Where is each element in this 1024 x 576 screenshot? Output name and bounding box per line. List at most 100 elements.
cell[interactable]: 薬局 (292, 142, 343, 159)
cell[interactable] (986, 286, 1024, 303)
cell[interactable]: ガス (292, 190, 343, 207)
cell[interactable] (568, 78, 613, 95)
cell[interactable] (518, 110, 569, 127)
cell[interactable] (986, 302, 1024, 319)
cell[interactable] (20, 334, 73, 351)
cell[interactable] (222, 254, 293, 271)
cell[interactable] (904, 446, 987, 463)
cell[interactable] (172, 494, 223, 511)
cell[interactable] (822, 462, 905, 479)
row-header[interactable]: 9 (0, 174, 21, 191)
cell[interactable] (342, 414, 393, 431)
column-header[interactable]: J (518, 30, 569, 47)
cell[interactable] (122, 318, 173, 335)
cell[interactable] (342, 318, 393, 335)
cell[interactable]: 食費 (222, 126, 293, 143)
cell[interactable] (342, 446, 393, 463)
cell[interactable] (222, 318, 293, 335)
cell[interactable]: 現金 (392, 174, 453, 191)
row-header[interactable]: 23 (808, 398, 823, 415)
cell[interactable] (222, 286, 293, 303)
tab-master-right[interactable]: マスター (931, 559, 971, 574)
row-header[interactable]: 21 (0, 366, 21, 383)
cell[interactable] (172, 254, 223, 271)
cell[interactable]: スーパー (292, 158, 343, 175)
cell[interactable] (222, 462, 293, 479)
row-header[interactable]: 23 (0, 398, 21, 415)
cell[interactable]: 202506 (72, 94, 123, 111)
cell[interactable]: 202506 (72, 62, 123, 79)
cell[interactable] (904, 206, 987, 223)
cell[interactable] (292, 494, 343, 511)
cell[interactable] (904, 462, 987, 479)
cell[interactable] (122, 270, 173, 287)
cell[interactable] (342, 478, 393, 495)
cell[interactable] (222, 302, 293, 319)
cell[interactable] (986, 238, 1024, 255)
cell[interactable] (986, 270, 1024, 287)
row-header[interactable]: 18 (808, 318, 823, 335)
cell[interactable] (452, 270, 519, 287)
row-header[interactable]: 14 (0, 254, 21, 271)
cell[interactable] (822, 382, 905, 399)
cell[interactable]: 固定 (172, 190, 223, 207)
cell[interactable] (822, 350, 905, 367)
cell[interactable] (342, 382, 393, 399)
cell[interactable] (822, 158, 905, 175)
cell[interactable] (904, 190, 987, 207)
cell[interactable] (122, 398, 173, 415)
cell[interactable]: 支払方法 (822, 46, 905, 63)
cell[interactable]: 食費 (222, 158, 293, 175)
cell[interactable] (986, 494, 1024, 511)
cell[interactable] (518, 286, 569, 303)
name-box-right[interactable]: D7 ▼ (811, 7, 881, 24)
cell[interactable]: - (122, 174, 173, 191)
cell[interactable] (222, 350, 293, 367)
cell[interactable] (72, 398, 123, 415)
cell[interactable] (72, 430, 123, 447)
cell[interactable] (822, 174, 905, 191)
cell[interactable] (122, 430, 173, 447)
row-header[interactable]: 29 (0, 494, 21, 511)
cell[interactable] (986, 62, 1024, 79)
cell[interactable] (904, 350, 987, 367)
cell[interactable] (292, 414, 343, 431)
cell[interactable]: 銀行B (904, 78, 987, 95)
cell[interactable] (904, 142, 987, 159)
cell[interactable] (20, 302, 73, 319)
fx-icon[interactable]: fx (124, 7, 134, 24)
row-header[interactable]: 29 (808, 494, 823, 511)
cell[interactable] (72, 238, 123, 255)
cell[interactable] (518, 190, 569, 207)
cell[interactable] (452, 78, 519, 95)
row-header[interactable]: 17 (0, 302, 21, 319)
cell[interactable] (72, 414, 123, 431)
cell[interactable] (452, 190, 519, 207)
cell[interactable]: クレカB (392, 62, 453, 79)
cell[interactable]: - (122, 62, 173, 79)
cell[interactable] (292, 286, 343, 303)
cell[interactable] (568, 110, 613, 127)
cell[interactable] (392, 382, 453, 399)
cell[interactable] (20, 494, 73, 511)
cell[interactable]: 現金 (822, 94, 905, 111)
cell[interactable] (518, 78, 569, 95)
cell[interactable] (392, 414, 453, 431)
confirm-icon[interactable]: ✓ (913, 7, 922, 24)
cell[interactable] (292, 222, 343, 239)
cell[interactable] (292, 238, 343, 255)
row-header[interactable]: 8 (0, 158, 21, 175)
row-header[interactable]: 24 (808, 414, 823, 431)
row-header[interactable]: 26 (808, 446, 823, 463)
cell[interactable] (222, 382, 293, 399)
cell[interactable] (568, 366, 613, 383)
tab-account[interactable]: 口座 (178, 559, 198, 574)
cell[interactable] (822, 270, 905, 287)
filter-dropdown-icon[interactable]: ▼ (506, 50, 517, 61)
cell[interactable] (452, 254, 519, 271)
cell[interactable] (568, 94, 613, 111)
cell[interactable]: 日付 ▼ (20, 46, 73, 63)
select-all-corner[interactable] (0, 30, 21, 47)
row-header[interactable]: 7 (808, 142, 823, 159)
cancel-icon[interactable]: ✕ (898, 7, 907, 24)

# # # # #

Can you give every row above as a numbered list, leaving out any blank lines?

1. Where is each element in this 1024 x 576 screenshot? Output name and bounding box per line. List at most 100 elements.
2. cell[interactable]: 薬局 (292, 142, 343, 159)
3. cell[interactable] (986, 286, 1024, 303)
4. cell[interactable]: ガス (292, 190, 343, 207)
5. cell[interactable] (568, 78, 613, 95)
6. cell[interactable] (518, 110, 569, 127)
7. cell[interactable] (986, 302, 1024, 319)
8. cell[interactable] (20, 334, 73, 351)
9. cell[interactable] (222, 254, 293, 271)
10. cell[interactable] (904, 446, 987, 463)
11. cell[interactable] (172, 494, 223, 511)
12. cell[interactable] (822, 462, 905, 479)
13. row-header[interactable]: 9 (0, 174, 21, 191)
14. cell[interactable] (342, 414, 393, 431)
15. column-header[interactable]: J (518, 30, 569, 47)
16. cell[interactable] (122, 318, 173, 335)
17. cell[interactable] (342, 318, 393, 335)
18. cell[interactable]: 食費 (222, 126, 293, 143)
19. cell[interactable] (342, 446, 393, 463)
20. cell[interactable] (222, 318, 293, 335)
21. cell[interactable]: 現金 (392, 174, 453, 191)
22. row-header[interactable]: 23 (808, 398, 823, 415)
23. cell[interactable] (222, 286, 293, 303)
24. tab-master-right[interactable]: マスター (931, 559, 971, 574)
25. row-header[interactable]: 21 (0, 366, 21, 383)
26. cell[interactable] (172, 254, 223, 271)
27. cell[interactable]: スーパー (292, 158, 343, 175)
28. cell[interactable] (222, 462, 293, 479)
29. row-header[interactable]: 23 (0, 398, 21, 415)
30. cell[interactable]: 202506 (72, 94, 123, 111)
31. cell[interactable]: 202506 (72, 62, 123, 79)
32. cell[interactable] (904, 206, 987, 223)
33. cell[interactable] (292, 494, 343, 511)
34. cell[interactable] (904, 462, 987, 479)
35. cell[interactable] (122, 270, 173, 287)
36. cell[interactable] (342, 478, 393, 495)
37. cell[interactable] (222, 302, 293, 319)
38. cell[interactable] (986, 238, 1024, 255)
39. cell[interactable] (986, 270, 1024, 287)
40. row-header[interactable]: 18 (808, 318, 823, 335)
41. cell[interactable] (452, 270, 519, 287)
42. row-header[interactable]: 14 (0, 254, 21, 271)
43. cell[interactable] (822, 382, 905, 399)
44. cell[interactable]: 固定 (172, 190, 223, 207)
45. cell[interactable] (822, 350, 905, 367)
46. cell[interactable] (342, 382, 393, 399)
47. cell[interactable] (822, 158, 905, 175)
48. cell[interactable] (904, 190, 987, 207)
49. cell[interactable] (122, 398, 173, 415)
50. cell[interactable]: 支払方法 (822, 46, 905, 63)
51. cell[interactable]: 食費 (222, 158, 293, 175)
52. cell[interactable] (986, 494, 1024, 511)
53. cell[interactable] (518, 286, 569, 303)
54. name-box-right[interactable]: D7 ▼ (811, 7, 881, 24)
55. cell[interactable]: - (122, 174, 173, 191)
56. cell[interactable] (222, 350, 293, 367)
57. cell[interactable] (72, 398, 123, 415)
58. cell[interactable] (72, 430, 123, 447)
59. cell[interactable] (822, 174, 905, 191)
60. cell[interactable] (122, 430, 173, 447)
61. row-header[interactable]: 29 (0, 494, 21, 511)
62. cell[interactable] (986, 62, 1024, 79)
63. cell[interactable] (904, 350, 987, 367)
64. cell[interactable] (292, 414, 343, 431)
65. cell[interactable]: 銀行B (904, 78, 987, 95)
66. cell[interactable] (904, 142, 987, 159)
67. cell[interactable] (20, 302, 73, 319)
68. fx-icon[interactable]: fx (124, 7, 134, 24)
69. row-header[interactable]: 29 (808, 494, 823, 511)
70. cell[interactable] (72, 238, 123, 255)
71. cell[interactable] (518, 190, 569, 207)
72. cell[interactable] (452, 78, 519, 95)
73. row-header[interactable]: 17 (0, 302, 21, 319)
74. cell[interactable] (72, 414, 123, 431)
75. cell[interactable] (452, 190, 519, 207)
76. cell[interactable]: クレカB (392, 62, 453, 79)
77. cell[interactable]: - (122, 62, 173, 79)
78. cell[interactable] (292, 286, 343, 303)
79. cell[interactable] (568, 110, 613, 127)
80. cell[interactable] (392, 382, 453, 399)
81. cell[interactable] (20, 494, 73, 511)
82. cell[interactable]: 現金 (822, 94, 905, 111)
83. cell[interactable] (518, 78, 569, 95)
84. cell[interactable] (392, 414, 453, 431)
85. confirm-icon[interactable]: ✓ (913, 7, 922, 24)
86. cell[interactable] (292, 222, 343, 239)
87. cell[interactable] (292, 238, 343, 255)
88. row-header[interactable]: 8 (0, 158, 21, 175)
89. row-header[interactable]: 24 (808, 414, 823, 431)
90. row-header[interactable]: 26 (808, 446, 823, 463)
91. cell[interactable] (222, 382, 293, 399)
92. cell[interactable] (568, 366, 613, 383)
93. tab-account[interactable]: 口座 (178, 559, 198, 574)
94. cell[interactable] (822, 270, 905, 287)
95. filter-dropdown-icon[interactable]: ▼ (506, 50, 517, 61)
96. cell[interactable] (452, 254, 519, 271)
97. cell[interactable] (568, 94, 613, 111)
98. cell[interactable]: 日付 ▼ (20, 46, 73, 63)
99. select-all-corner[interactable] (0, 30, 21, 47)
100. row-header[interactable]: 7 (808, 142, 823, 159)
101. cancel-icon[interactable]: ✕ (898, 7, 907, 24)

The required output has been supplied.